(Exercice proposé 1): Dans la discussion sur la locution latine, quel cas grammatical xav attribue-t-il à « mihi » et à « tibi » ?

# Hodie mihi, cras tibi



## borhane

*C'est du latin!!!* Qui peut déchifrer ça pour moi?


----------



## xav

Cela signifie "Moi aujourd'hui, toi demain". 
(plus exactement "A/pour moi... à/pour toi..." : _mihi_ et _tibi_ sont des datifs)
On a écrit cela sur des tombes, à l'époque romaine... 

C'était le stoïcisme qui inspirait ce genre de réflexions.


----------



## cherine

Quelle sagesse ! Et l'on dit que les romains n'étaient pas philosophes !


----------



## Herodiades

¿Puede ser también "El presente es mío, el mañana tuyo"? No escribo francés, pero en inglés quedaría como "Today is mine. The tomorrow will be yours"?


----------



## pacobabel

et si finalement ça ne voulait dire que la même chose qu'en espagnol "hoy por ti, mañana por mí" (par exemple si j'emprunte de l'argent à un ami et que je lui remercie, il pourrait me dire ça, en voulant signifier: j'ai fait ça aujourd'hui pour toi, tu le feras peut être pour moi un autre jour".
C'est une idée,
p.


----------



## xav

Non, je ne crois pas qu'il s'agisse d'autre chose que de la mort (la proposition d'Herodiades pencherait plutôt vers la vie) :

Aujourd'hui je suis mort, demain ce sera toi.


----------



## Kevin Beach

Herodiades said:


> ¿Puede ser también "El presente es mío, el mañana tuyo"? No escribo francés, pero en inglés quedaría como "Today is mine. The tomorrow will be yours"?


That is how I would translate it into English, too.

As far as my knowledge of French takes me, I think it would be: "Aujourd'hui, c'est le mien. Demain, ce sera le tien".

Please forgive (and correct) me if I have miss-spelled the French version in any way.


----------

(Données sources):
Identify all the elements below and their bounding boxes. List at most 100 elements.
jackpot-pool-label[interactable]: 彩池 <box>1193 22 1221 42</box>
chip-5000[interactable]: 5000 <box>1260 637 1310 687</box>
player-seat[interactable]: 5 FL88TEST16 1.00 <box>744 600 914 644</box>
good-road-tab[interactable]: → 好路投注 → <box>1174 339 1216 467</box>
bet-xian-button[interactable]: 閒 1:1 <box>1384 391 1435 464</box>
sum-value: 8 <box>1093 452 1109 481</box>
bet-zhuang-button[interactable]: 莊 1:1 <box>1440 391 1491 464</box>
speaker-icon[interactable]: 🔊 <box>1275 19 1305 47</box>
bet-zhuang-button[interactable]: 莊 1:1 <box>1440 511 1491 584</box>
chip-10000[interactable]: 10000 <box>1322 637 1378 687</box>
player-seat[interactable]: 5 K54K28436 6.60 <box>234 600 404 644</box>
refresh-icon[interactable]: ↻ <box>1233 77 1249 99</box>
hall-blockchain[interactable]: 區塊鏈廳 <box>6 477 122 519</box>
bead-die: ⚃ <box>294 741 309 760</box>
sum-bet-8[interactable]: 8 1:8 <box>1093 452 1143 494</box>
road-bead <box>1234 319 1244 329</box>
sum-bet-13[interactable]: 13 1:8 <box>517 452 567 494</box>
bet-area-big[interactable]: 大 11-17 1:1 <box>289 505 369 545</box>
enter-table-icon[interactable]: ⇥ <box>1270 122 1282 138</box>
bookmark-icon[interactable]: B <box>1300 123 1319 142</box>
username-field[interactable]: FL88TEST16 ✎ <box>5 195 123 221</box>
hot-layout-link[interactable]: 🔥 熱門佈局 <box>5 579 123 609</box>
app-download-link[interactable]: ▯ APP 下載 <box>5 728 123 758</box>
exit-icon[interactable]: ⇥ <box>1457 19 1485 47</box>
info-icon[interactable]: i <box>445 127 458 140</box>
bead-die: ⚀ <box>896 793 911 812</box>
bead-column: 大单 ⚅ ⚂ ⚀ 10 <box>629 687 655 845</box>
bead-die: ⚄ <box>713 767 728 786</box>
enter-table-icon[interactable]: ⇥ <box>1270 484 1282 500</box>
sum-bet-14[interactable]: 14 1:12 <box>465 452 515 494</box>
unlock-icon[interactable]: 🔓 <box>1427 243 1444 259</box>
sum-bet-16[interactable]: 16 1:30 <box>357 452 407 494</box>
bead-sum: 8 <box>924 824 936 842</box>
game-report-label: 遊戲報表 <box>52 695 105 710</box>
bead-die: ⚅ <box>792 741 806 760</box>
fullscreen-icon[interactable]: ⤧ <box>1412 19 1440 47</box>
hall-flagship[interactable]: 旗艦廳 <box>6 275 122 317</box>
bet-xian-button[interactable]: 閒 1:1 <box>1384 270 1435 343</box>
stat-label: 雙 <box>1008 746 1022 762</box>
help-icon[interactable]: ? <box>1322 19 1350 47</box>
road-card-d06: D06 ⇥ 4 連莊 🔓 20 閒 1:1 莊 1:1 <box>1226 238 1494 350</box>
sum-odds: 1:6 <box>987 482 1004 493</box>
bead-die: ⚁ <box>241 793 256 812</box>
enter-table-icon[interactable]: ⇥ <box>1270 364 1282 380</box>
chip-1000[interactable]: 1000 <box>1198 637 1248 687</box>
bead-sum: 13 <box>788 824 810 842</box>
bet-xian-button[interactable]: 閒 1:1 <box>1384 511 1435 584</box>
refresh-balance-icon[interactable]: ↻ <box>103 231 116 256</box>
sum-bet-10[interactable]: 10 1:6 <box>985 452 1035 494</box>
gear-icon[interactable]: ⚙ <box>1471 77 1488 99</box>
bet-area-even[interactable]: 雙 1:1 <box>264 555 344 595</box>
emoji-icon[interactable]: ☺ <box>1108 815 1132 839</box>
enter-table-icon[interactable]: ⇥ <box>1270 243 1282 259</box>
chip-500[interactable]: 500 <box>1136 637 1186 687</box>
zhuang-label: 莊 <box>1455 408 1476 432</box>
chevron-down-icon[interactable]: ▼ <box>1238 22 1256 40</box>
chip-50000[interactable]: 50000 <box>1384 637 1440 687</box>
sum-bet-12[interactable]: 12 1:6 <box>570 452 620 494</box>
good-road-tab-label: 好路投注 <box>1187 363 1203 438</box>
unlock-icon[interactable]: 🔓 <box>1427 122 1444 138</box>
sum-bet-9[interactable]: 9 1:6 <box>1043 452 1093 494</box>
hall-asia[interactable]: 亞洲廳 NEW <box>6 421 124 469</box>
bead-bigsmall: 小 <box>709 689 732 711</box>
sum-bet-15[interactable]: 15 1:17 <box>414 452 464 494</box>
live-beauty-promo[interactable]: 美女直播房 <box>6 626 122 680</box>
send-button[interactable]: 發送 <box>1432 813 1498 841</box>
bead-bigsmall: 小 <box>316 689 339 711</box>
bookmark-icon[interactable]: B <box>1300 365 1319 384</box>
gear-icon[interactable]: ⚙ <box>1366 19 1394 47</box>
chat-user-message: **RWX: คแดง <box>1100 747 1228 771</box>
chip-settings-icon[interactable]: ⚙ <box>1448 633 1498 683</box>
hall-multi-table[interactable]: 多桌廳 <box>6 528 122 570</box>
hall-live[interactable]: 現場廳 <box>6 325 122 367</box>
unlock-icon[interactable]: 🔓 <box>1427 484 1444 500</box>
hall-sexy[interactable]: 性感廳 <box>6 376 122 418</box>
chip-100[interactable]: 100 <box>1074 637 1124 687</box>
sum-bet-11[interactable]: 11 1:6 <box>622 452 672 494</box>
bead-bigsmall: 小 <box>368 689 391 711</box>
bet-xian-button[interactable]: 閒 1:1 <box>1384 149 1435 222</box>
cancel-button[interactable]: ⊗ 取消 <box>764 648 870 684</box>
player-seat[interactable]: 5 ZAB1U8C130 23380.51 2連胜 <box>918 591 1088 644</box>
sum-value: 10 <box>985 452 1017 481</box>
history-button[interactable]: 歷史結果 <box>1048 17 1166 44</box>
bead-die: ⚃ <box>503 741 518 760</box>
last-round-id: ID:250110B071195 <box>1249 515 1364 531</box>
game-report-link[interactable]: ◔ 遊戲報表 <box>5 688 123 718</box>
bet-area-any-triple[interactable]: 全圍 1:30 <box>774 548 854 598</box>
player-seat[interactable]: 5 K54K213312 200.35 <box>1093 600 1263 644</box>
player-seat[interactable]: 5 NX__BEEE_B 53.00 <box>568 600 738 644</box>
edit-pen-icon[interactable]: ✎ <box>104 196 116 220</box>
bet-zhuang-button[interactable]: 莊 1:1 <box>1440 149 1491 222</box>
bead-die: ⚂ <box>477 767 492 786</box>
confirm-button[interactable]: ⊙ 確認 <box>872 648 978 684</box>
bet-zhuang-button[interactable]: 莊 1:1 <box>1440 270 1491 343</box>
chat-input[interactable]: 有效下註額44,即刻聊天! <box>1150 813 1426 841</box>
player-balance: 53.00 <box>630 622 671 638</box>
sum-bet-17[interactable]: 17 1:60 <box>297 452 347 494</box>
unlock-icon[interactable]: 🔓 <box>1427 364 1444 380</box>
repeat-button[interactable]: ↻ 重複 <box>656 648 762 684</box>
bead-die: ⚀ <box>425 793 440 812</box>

(Exercice proposé 2): Indiquez le nombre de lignes de la liste qui contiennent la chaîne « value ».

(Réponse attendue 1): Ce sont des datifs.

(Réponse attendue 2): 2